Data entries
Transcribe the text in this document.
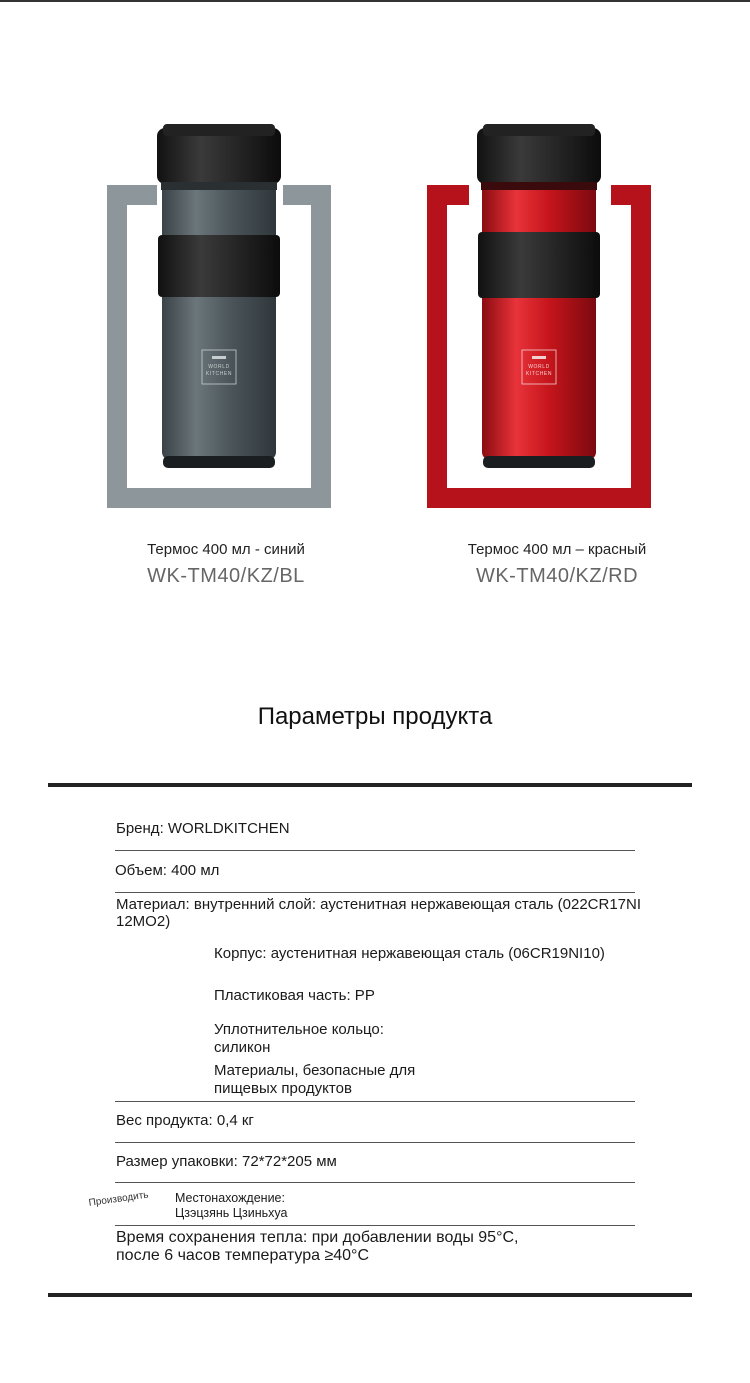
WORLD
KITCHEN
WORLD
KITCHEN
Термос 400 мл - синий
WK-TM40/KZ/BL
Термос 400 мл – красный
WK-TM40/KZ/RD
Параметры продукта
Бренд: WORLDKITCHEN
Объем: 400 мл
Материал: внутренний слой: аустенитная нержавеющая сталь (022CR17NI
12MO2)
Корпус: аустенитная нержавеющая сталь (06CR19NI10)
Пластиковая часть: PP
Уплотнительное кольцо:
силикон
Материалы, безопасные для
пищевых продуктов
Вес продукта: 0,4 кг
Размер упаковки: 72*72*205 мм
Производить Местонахождение:
Цзэцзянь Цзиньхуа
Время сохранения тепла: при добавлении воды 95°C,
после 6 часов температура ≥40°C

- **EXERCISE DIRECTIONS**
Return every line in the listing that contains the word "Термос".

- **RESULT OF THE TASK**
Термос 400 мл - синий
Термос 400 мл – красный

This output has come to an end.